** start of THE DATA **

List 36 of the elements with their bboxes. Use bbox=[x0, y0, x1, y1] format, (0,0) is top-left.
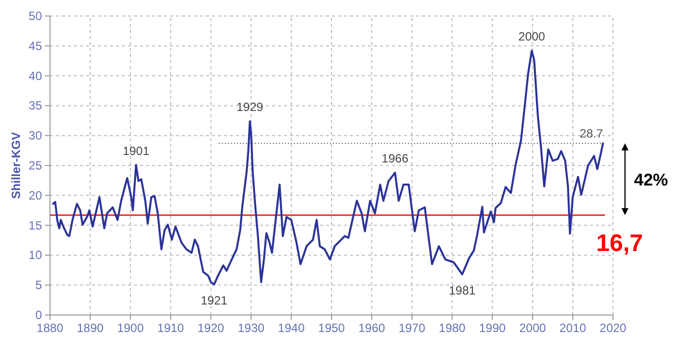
annotation: 1901 bbox=[122, 144, 150, 158]
annotation: 1921 bbox=[200, 294, 228, 308]
y-tick-label: 15 bbox=[28, 218, 42, 232]
x-tick-label: 2020 bbox=[600, 321, 627, 335]
y-tick-label: 10 bbox=[28, 248, 42, 262]
x-tick-label: 2000 bbox=[519, 321, 546, 335]
x-tick-label: 1950 bbox=[318, 321, 346, 335]
x-tick-label: 1890 bbox=[76, 321, 104, 335]
annotation: 1929 bbox=[236, 100, 264, 114]
y-axis-title: Shiller-KGV bbox=[9, 132, 23, 199]
y-tick-label: 5 bbox=[35, 278, 42, 292]
y-tick-label: 25 bbox=[28, 158, 42, 172]
y-tick-label: 20 bbox=[28, 188, 42, 202]
ref-line-label: 28.7 bbox=[580, 126, 604, 140]
x-tick-label: 2010 bbox=[559, 321, 586, 335]
x-tick-label: 1910 bbox=[157, 321, 184, 335]
y-tick-label: 50 bbox=[28, 9, 42, 23]
x-tick-label: 1940 bbox=[278, 321, 305, 335]
annotation: 1966 bbox=[382, 152, 409, 166]
y-tick-label: 0 bbox=[35, 308, 42, 322]
annotation: 1981 bbox=[448, 283, 476, 298]
x-tick-label: 1990 bbox=[479, 321, 506, 335]
ref-line-label: 16,7 bbox=[596, 230, 643, 258]
x-tick-label: 1930 bbox=[238, 321, 265, 335]
x-tick-label: 1970 bbox=[398, 321, 426, 335]
y-tick-label: 40 bbox=[28, 68, 42, 83]
y-tick-label: 30 bbox=[28, 128, 42, 143]
y-tick-label: 45 bbox=[28, 38, 42, 53]
x-tick-label: 1920 bbox=[198, 321, 225, 335]
y-tick-label: 35 bbox=[28, 98, 42, 113]
annotation: 2000 bbox=[518, 30, 546, 44]
x-tick-label: 1900 bbox=[117, 321, 144, 335]
text: 42% bbox=[634, 170, 668, 190]
x-tick-label: 1880 bbox=[36, 321, 64, 335]
x-tick-label: 1960 bbox=[358, 321, 386, 335]
x-tick-label: 1980 bbox=[438, 321, 466, 335]
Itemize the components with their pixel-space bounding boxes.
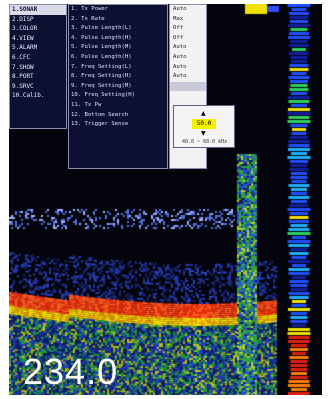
submenu-item-12[interactable]: 12. Bottom Search bbox=[71, 111, 129, 118]
main-menu-item-5[interactable]: 5.ALARM bbox=[12, 44, 38, 52]
main-menu-item-8[interactable]: 8.PORT bbox=[12, 73, 34, 81]
main-menu-item-9[interactable]: 9.SRVC bbox=[12, 82, 34, 90]
main-menu-item-2[interactable]: 2.DISP bbox=[12, 15, 34, 23]
setting-value-10[interactable] bbox=[170, 91, 206, 101]
setting-value-4[interactable]: Off bbox=[173, 34, 184, 41]
triangle-down-icon[interactable]: ▼ bbox=[201, 130, 206, 137]
setting-value-5[interactable]: Auto bbox=[173, 44, 187, 51]
setting-value-6[interactable]: Auto bbox=[173, 53, 187, 60]
depth-readout: 234.0 bbox=[23, 351, 119, 392]
submenu-item-1[interactable]: 1. Tx Power bbox=[71, 6, 109, 12]
submenu-item-3[interactable]: 3. Pulse Length(L) bbox=[71, 25, 132, 32]
submenu-item-7[interactable]: 7. Freq Setting(L) bbox=[71, 63, 132, 70]
submenu-item-8[interactable]: 8. Freq Setting(H) bbox=[71, 73, 132, 80]
main-menu-item-4[interactable]: 4.VIEW bbox=[12, 34, 34, 42]
setting-value-8[interactable]: Auto bbox=[173, 73, 187, 80]
sonar-screen: 1.SONAR 2.DISP 3.COLOR 4.VIEW 5.ALARM 6.CFC 7.… bbox=[9, 4, 322, 395]
submenu-item-6[interactable]: 6. Pulse Length(H) bbox=[71, 53, 132, 60]
setting-value-3[interactable]: Off bbox=[173, 25, 184, 32]
main-menu-item-3[interactable]: 3.COLOR bbox=[12, 25, 38, 33]
setting-value-7[interactable]: Auto bbox=[173, 63, 187, 70]
main-menu-item-1[interactable]: 1.SONAR bbox=[10, 5, 66, 15]
main-menu: 1.SONAR 2.DISP 3.COLOR 4.VIEW 5.ALARM 6.CFC 7.… bbox=[9, 4, 67, 129]
submenu-item-13[interactable]: 13. Trigger Sense bbox=[71, 121, 129, 128]
submenu-item-9[interactable]: 9. Freq Setting(M) bbox=[71, 82, 132, 89]
submenu-item-2[interactable]: 2. Tx Rate bbox=[71, 15, 105, 22]
main-menu-item-10[interactable]: 10.Calib. bbox=[12, 92, 45, 100]
value-adjust-popup: ▲ 50.0 ▼ 40.0 ~ 60.0 kHz bbox=[173, 105, 235, 148]
triangle-up-icon[interactable]: ▲ bbox=[201, 110, 206, 117]
submenu-item-4[interactable]: 4. Pulse Length(H) bbox=[71, 34, 132, 41]
submenu-item-10[interactable]: 10. Freq Setting(H) bbox=[71, 92, 135, 99]
setting-value-9[interactable] bbox=[170, 81, 206, 92]
sonar-submenu: 1. Tx Power 2. Tx Rate 3. Pulse Length(L) 4… bbox=[68, 4, 168, 169]
main-menu-item-7[interactable]: 7.SHOW bbox=[12, 63, 34, 71]
setting-value-1[interactable]: Auto bbox=[173, 6, 187, 12]
setting-value-2[interactable]: Max bbox=[173, 15, 184, 22]
main-menu-item-6[interactable]: 6.CFC bbox=[12, 53, 31, 61]
submenu-item-11[interactable]: 11. Tx Pw bbox=[71, 101, 102, 108]
adjust-range-text: 40.0 ~ 60.0 kHz bbox=[182, 139, 228, 145]
adjust-value-field[interactable]: 50.0 bbox=[192, 119, 216, 129]
submenu-item-5[interactable]: 5. Pulse Length(M) bbox=[71, 44, 132, 51]
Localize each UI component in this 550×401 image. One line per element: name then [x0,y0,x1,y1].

** end of THE DATA **

**PROBLEM**
Please write out the lines between the line holding "submenu-item-12[interactable]: 12. Bottom" and the line holding "main-menu-item-9[interactable]: 9.SRVC bbox=[12, 82, 34, 90]", inclusive, from the records above.

**PROBLEM SOLUTION**
submenu-item-12[interactable]: 12. Bottom Search bbox=[71, 111, 129, 118]
main-menu-item-5[interactable]: 5.ALARM bbox=[12, 44, 38, 52]
main-menu-item-8[interactable]: 8.PORT bbox=[12, 73, 34, 81]
main-menu-item-9[interactable]: 9.SRVC bbox=[12, 82, 34, 90]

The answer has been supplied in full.